* EXERCISE REQUIREMENTS: Give every line from the entries that contains "this".

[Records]
[start]

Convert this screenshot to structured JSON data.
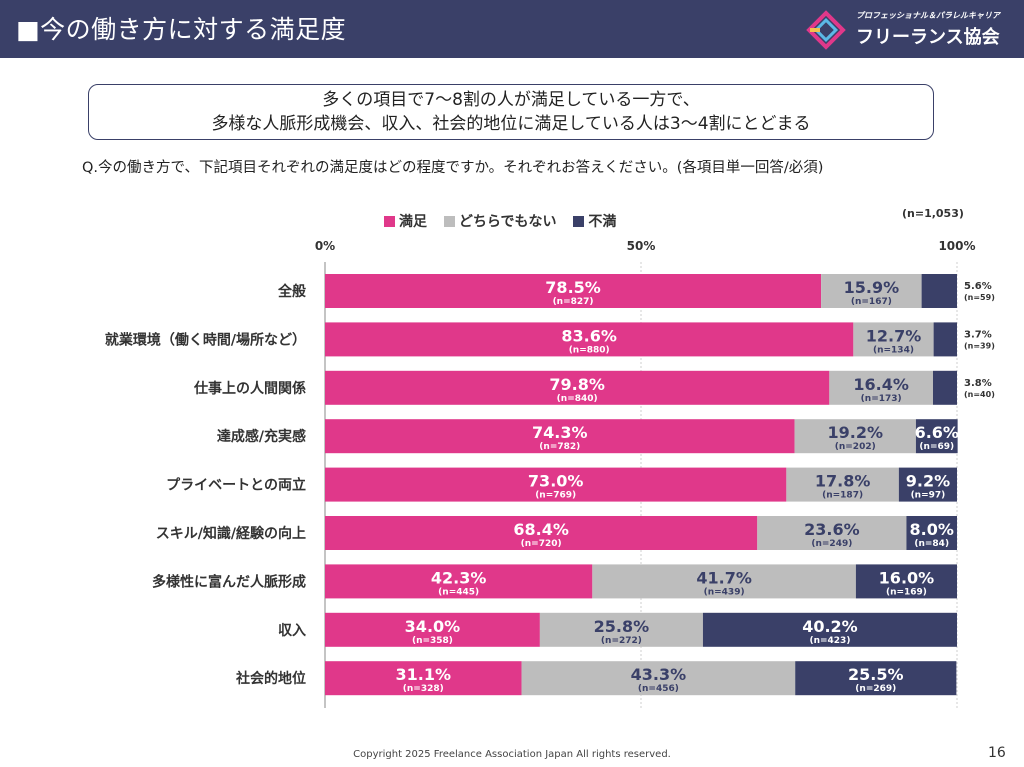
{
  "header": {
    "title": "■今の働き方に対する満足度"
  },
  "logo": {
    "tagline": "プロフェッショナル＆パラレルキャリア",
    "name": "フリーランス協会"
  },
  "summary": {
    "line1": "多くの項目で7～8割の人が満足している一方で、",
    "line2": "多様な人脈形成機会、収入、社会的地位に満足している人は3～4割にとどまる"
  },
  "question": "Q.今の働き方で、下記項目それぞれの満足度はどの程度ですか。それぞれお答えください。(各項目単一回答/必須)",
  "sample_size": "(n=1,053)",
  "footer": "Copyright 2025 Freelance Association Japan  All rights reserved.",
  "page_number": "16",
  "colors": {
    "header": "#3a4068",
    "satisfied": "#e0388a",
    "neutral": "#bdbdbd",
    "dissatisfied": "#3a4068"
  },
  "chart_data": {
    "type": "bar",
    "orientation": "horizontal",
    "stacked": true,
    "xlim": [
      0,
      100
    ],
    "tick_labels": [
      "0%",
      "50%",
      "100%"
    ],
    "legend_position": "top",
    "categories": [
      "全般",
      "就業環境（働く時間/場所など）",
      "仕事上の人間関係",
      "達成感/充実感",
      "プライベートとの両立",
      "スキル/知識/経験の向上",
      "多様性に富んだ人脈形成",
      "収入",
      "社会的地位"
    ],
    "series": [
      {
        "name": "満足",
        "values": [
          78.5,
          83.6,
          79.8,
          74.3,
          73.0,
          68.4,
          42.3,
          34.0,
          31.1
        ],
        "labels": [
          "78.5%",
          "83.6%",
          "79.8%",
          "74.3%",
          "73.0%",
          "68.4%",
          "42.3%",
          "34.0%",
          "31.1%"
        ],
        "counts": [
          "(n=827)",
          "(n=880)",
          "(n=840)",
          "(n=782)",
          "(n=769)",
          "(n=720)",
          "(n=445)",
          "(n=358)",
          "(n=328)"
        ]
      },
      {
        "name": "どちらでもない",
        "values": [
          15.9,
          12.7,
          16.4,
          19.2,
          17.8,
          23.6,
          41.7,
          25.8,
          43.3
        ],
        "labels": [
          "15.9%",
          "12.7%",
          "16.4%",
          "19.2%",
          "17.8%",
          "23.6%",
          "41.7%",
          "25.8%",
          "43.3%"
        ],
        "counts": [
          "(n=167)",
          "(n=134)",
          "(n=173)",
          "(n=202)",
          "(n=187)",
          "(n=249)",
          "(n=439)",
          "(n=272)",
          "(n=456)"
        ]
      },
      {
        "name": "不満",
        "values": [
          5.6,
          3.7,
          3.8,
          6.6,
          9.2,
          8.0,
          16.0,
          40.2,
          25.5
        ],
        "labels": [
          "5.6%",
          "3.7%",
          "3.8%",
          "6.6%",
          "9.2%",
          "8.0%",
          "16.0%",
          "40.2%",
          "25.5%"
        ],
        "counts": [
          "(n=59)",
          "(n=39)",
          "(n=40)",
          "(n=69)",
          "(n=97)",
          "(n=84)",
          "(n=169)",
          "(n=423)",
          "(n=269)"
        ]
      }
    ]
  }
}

[end]
[start]

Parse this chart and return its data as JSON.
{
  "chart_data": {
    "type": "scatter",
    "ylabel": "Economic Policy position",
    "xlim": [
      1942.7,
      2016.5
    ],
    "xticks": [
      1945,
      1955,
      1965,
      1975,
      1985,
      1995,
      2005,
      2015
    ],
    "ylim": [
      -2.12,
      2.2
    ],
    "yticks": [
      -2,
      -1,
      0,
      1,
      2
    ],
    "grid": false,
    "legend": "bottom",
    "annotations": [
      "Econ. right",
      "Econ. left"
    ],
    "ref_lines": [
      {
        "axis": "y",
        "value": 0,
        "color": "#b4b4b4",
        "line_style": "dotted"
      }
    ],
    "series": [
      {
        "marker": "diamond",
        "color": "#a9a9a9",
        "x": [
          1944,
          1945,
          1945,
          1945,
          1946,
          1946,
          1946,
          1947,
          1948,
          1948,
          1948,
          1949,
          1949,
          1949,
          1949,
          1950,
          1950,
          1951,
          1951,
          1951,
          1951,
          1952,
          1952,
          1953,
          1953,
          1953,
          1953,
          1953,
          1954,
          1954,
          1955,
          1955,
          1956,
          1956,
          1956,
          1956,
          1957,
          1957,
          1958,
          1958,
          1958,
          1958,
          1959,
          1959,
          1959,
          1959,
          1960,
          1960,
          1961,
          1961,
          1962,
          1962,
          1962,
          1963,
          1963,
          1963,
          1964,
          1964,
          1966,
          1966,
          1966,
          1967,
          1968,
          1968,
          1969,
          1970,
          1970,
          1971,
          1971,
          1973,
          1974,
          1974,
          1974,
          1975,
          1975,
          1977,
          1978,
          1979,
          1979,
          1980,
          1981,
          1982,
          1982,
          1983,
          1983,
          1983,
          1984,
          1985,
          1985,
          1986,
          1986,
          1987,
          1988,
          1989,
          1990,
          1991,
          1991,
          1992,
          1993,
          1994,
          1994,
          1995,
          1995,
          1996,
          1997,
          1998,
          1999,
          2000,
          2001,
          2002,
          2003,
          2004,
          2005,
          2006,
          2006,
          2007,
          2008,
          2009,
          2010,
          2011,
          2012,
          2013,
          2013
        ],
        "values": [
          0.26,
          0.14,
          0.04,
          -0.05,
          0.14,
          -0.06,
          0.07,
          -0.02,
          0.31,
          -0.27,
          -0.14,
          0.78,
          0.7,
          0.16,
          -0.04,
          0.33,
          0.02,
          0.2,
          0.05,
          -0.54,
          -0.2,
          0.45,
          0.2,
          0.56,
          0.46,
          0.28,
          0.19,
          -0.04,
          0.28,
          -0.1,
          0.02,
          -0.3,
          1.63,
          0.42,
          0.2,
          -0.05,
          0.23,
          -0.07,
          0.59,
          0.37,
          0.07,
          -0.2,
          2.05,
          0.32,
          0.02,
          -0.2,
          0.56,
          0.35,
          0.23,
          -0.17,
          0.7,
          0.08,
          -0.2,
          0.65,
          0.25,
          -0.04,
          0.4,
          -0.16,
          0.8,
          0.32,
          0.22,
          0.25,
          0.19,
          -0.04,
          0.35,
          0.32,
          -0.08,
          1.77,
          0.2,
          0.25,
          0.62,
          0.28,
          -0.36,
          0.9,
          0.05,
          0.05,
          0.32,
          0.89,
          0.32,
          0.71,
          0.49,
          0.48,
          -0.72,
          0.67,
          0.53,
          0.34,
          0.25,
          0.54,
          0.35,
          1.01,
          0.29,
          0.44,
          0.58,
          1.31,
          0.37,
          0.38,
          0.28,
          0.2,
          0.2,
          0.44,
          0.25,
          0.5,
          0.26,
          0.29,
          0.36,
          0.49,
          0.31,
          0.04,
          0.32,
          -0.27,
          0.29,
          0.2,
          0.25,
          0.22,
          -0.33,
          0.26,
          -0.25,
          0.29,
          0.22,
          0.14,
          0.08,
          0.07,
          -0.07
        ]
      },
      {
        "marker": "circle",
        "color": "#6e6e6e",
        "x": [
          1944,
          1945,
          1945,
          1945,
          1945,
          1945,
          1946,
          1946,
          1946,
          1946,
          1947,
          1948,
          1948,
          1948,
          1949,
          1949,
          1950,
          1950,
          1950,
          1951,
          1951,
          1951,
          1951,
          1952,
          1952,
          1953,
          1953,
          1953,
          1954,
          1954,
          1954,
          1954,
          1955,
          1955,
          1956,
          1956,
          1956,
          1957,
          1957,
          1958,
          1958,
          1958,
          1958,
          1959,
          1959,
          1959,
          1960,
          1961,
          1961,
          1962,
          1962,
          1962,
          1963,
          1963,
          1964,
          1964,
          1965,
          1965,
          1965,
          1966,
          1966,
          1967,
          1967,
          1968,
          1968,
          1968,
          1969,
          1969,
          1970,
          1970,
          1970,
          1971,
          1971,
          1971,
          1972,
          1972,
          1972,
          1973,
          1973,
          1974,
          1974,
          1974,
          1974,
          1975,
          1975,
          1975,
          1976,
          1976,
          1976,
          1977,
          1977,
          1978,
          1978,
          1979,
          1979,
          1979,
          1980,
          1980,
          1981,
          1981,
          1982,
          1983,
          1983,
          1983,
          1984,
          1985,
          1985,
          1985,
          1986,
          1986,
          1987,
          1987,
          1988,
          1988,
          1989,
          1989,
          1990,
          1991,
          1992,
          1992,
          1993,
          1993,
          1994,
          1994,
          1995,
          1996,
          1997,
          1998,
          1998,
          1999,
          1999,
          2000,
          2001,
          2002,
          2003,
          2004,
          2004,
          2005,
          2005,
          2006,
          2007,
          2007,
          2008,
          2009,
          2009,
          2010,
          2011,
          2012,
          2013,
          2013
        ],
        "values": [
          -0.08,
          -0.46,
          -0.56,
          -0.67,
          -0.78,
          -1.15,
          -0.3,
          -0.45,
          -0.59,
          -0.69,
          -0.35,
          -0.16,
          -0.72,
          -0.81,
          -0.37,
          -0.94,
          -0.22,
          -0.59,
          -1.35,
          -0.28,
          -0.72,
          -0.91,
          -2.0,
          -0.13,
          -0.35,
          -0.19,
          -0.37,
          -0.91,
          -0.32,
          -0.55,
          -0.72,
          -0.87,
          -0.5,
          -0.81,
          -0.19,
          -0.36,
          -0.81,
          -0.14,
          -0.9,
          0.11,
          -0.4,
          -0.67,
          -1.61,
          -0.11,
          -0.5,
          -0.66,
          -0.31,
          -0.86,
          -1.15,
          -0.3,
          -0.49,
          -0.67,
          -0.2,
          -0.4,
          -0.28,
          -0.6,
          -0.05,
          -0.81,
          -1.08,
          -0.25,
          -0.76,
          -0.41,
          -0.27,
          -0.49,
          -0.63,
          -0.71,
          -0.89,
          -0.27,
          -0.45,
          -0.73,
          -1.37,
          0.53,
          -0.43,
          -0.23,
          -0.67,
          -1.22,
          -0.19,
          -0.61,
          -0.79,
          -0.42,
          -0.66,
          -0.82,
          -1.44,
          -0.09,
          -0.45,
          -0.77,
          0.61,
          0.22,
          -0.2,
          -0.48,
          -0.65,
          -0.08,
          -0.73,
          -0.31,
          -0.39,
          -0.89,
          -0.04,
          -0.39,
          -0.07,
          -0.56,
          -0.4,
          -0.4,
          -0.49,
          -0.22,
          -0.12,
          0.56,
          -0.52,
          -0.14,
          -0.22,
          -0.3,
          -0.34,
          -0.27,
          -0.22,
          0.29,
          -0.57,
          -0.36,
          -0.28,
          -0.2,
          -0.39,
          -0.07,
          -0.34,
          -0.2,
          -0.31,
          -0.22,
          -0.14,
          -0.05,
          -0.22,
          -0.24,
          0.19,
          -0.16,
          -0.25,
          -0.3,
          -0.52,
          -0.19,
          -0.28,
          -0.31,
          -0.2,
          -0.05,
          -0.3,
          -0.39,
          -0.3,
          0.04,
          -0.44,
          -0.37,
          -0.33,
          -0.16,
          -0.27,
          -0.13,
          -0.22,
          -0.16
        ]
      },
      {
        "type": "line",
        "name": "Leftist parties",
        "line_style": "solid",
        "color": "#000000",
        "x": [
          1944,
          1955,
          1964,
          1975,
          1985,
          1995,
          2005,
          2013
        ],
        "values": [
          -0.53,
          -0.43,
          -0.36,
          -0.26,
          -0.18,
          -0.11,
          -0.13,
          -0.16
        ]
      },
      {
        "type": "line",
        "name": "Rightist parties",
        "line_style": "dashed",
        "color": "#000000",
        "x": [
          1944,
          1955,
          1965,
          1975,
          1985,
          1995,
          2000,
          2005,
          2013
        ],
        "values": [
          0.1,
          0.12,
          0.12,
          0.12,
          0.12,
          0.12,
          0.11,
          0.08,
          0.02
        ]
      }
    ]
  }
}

[end]

* IN RESPONSE:
Convert this screenshot to structured JSON data.
Parse this chart and return its data as JSON.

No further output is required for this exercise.